SELECTED EXTRACT:
--- START ---

But ...judging by threads year after year on MN, it matters to many people. A lot. So tell your people what you want and if even then they can't be bothered, consider LTB.

OP posts:
MuddleMoo · 11/03/2021 11:38

@TheWarbler

What if the reason you would be upset at nothing on Sunday, is because you’re upset that your husband doesn’t value you enough to bother?"

Personally, I'd be happy not to bother with Mother's Day. I think it's a pile of tosh and would be worried if I needed one day out of 365 to be shown I was valued.

But ...judging by threads year after year on MN, it matters to many people. A lot. So tell your people what you want and if even then they can't be bothered, consider LTB.

--- END ---

INSTRUCTIONS:
**1)** Answer these questions about the Mother's Day post:
(a) What username appears next to the date 11/03/2021 11:38?
(b) What does the writer call Mother's Day?
(c) What does the writer suggest considering if, even after being told, your people can't be bothered?
**2)** Retype the stretch of the Mother's Day post from "Personally, I'd be" through "I was valued.".
**3)** Decide whether each statement agrees with the Mother's Day post. Answer yes or no, and quote the words from the post that settle it.
(a) The writer would be happy not to bother with Mother's Day.
(b) The writer says Mother's Day matters to only a few people on MN.
(c) The post is dated 2021.

STORED DATA:
--- START ---

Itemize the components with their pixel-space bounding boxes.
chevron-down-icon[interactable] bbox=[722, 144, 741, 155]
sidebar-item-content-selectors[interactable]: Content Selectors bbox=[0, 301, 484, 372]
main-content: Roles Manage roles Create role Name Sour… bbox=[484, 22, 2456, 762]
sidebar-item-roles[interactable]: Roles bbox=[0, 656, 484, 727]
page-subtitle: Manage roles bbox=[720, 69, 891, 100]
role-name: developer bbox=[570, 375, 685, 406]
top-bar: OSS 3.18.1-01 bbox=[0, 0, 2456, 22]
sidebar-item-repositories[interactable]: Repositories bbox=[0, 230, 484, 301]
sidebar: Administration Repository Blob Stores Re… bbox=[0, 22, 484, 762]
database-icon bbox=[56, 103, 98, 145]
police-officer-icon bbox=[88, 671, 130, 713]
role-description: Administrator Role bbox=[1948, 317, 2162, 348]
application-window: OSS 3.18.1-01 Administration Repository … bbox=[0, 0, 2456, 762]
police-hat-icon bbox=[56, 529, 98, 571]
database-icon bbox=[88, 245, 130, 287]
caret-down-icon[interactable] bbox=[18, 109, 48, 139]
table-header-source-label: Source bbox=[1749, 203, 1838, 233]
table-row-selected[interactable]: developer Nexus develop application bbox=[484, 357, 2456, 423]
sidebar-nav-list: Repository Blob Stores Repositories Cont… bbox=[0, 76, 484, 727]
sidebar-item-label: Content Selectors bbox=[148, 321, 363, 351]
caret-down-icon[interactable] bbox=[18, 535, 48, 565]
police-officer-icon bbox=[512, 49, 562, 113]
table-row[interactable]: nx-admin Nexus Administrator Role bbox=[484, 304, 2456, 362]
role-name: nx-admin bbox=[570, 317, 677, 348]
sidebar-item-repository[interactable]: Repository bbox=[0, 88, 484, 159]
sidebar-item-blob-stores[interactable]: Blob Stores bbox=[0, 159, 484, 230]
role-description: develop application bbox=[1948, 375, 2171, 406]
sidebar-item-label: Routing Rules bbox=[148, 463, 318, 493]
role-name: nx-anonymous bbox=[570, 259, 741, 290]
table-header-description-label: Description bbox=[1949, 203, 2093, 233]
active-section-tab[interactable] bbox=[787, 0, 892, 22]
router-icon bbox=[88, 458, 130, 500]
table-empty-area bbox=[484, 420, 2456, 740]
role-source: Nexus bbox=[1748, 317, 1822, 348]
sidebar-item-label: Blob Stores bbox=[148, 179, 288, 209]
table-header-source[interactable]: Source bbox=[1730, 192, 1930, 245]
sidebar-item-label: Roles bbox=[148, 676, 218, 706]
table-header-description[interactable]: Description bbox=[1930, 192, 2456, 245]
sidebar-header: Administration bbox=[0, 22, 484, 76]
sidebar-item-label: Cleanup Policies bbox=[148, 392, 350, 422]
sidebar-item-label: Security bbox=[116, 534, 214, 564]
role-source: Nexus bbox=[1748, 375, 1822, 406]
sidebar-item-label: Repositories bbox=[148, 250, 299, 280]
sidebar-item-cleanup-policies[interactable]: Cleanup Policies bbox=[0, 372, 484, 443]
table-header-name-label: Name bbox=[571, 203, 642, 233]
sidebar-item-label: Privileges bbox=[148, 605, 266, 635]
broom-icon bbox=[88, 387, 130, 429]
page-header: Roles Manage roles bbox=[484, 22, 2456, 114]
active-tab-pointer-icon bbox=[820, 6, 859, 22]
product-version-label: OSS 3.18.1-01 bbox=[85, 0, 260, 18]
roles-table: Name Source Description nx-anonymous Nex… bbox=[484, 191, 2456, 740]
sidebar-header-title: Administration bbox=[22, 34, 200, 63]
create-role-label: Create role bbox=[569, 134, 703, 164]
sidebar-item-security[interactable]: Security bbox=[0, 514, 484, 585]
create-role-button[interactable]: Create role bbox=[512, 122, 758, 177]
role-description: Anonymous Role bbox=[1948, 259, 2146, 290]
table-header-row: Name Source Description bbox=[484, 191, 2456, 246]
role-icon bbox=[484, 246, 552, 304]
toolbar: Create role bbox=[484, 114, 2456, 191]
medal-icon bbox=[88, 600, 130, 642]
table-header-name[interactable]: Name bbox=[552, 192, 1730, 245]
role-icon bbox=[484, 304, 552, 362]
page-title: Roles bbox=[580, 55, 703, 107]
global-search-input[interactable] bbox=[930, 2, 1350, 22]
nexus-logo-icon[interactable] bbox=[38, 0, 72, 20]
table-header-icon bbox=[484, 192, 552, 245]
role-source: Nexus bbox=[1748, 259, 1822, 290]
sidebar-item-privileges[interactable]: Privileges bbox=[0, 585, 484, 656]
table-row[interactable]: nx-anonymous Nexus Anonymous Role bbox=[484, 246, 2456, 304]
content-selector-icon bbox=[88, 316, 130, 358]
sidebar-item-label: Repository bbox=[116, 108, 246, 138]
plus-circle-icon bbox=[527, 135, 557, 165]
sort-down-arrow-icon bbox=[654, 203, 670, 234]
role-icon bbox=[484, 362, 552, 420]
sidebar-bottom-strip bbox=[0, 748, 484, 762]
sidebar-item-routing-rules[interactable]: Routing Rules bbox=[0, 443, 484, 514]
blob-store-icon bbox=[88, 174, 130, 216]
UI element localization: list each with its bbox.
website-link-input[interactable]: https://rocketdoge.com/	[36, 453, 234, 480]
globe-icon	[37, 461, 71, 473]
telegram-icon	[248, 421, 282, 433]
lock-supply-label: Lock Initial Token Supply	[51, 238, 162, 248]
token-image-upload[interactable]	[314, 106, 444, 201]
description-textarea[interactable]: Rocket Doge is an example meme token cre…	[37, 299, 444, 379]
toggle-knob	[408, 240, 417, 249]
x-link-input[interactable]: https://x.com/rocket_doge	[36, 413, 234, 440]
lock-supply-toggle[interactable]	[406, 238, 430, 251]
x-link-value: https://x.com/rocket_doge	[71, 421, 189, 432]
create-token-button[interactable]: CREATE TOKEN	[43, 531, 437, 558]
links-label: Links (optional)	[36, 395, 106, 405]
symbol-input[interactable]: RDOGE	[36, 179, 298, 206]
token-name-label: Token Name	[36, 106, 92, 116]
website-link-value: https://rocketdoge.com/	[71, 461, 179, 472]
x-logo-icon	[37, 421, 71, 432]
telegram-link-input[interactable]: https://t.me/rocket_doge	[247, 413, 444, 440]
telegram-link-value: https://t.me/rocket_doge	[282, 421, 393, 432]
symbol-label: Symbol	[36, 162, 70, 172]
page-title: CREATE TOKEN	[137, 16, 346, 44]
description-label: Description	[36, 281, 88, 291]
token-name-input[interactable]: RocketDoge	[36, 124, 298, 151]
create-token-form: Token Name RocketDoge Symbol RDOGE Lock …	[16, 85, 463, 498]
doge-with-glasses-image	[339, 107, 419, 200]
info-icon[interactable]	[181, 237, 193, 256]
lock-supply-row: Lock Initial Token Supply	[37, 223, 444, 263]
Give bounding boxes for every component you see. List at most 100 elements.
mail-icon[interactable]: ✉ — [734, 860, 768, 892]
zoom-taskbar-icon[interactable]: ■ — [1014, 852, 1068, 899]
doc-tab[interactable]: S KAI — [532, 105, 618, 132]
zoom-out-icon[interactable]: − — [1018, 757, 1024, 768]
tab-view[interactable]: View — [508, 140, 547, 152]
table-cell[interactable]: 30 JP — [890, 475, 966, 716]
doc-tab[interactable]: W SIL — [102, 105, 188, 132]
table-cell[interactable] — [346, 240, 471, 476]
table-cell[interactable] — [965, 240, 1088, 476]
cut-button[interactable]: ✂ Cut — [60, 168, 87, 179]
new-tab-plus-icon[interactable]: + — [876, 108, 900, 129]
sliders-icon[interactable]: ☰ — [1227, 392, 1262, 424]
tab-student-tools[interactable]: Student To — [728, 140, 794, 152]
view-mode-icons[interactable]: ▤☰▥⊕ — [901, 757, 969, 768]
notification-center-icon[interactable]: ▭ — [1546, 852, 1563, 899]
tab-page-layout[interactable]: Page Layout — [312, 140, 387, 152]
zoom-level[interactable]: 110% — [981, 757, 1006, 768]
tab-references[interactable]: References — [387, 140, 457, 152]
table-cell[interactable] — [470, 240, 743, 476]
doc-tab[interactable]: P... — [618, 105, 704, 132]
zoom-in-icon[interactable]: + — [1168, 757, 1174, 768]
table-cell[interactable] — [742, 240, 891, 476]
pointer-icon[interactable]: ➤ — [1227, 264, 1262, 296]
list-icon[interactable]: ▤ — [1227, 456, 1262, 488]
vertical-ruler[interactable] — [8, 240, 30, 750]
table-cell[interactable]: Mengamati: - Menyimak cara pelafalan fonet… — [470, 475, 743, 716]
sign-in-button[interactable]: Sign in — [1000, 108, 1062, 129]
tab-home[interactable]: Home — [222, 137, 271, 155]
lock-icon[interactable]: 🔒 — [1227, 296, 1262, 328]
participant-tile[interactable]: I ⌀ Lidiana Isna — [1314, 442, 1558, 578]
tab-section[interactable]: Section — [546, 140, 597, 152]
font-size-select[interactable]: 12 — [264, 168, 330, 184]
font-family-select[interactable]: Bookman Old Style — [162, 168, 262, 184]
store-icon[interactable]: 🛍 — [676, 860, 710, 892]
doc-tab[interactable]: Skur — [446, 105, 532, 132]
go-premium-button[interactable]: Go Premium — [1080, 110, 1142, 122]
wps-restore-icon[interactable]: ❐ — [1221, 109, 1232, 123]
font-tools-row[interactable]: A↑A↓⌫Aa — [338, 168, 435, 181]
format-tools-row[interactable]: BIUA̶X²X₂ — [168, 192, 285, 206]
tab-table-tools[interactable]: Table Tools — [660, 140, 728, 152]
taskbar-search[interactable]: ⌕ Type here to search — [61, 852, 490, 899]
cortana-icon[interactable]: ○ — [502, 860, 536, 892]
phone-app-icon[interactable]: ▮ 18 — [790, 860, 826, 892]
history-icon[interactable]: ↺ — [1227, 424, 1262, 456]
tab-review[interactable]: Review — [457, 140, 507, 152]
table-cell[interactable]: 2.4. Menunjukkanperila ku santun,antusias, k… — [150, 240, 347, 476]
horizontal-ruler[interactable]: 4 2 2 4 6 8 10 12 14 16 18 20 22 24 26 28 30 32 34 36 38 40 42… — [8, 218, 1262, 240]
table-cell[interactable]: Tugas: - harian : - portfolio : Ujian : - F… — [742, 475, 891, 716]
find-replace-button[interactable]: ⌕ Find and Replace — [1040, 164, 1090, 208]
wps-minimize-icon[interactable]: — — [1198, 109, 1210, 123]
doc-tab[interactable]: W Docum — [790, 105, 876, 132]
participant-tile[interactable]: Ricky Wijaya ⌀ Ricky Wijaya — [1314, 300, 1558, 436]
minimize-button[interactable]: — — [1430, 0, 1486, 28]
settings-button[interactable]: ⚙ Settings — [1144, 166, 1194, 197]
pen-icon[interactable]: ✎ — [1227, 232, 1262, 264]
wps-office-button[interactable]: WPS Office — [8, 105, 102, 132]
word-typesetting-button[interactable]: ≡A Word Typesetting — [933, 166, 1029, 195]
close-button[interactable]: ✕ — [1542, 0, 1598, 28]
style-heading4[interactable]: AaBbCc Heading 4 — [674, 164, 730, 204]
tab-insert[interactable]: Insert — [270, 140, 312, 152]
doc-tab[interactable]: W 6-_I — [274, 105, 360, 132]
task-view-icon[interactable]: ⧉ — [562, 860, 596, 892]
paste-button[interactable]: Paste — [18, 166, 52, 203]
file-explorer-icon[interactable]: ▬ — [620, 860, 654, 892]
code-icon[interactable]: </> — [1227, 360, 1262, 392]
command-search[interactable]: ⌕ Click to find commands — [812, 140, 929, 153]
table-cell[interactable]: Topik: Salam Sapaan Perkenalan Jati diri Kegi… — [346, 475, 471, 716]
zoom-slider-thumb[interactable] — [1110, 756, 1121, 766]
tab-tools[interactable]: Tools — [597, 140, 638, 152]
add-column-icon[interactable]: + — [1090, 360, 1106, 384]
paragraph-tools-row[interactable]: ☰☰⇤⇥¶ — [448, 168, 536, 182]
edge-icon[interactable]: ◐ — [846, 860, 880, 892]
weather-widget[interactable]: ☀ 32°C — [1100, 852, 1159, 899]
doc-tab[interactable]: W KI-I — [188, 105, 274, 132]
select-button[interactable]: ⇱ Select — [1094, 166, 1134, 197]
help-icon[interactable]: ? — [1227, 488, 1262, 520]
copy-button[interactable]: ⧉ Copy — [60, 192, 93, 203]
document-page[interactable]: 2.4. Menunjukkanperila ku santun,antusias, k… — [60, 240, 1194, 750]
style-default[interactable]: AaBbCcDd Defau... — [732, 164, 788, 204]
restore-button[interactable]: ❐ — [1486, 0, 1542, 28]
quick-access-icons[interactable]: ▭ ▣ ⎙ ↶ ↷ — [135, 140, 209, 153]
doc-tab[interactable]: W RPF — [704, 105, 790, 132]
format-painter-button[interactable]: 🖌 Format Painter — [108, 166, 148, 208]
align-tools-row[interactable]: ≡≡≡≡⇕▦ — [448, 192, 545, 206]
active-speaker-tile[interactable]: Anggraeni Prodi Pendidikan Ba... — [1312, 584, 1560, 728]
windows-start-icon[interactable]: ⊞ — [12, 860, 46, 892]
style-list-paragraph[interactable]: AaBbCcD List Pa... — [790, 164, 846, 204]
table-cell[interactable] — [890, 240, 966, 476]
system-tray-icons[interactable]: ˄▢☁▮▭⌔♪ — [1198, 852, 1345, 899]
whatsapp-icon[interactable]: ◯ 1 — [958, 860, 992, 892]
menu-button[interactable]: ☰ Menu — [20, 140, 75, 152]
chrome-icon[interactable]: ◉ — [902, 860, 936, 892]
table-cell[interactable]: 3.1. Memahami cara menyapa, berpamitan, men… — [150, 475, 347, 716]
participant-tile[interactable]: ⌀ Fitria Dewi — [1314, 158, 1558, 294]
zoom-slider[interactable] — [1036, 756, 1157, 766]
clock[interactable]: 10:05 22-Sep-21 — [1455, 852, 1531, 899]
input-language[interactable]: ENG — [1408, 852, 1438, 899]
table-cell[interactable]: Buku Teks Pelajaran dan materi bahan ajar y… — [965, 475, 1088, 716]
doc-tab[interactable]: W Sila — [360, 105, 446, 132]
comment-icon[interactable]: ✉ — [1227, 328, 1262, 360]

--- END ---

EXERCISE SOLUTIONS:
**1)**
(a) MuddleMoo
(b) A pile of tosh
(c) LTB

**2)**
Personally, I'd be happy not to bother with Mother's Day. I think it's a pile of tosh and would be worried if I needed one day out of 365 to be shown I was valued.

**3)**
(a) Yes: "Personally, I'd be happy not to bother with Mother's Day."
(b) No: "judging by threads year after year on MN, it matters to many people. A lot."
(c) Yes: "11/03/2021 11:38"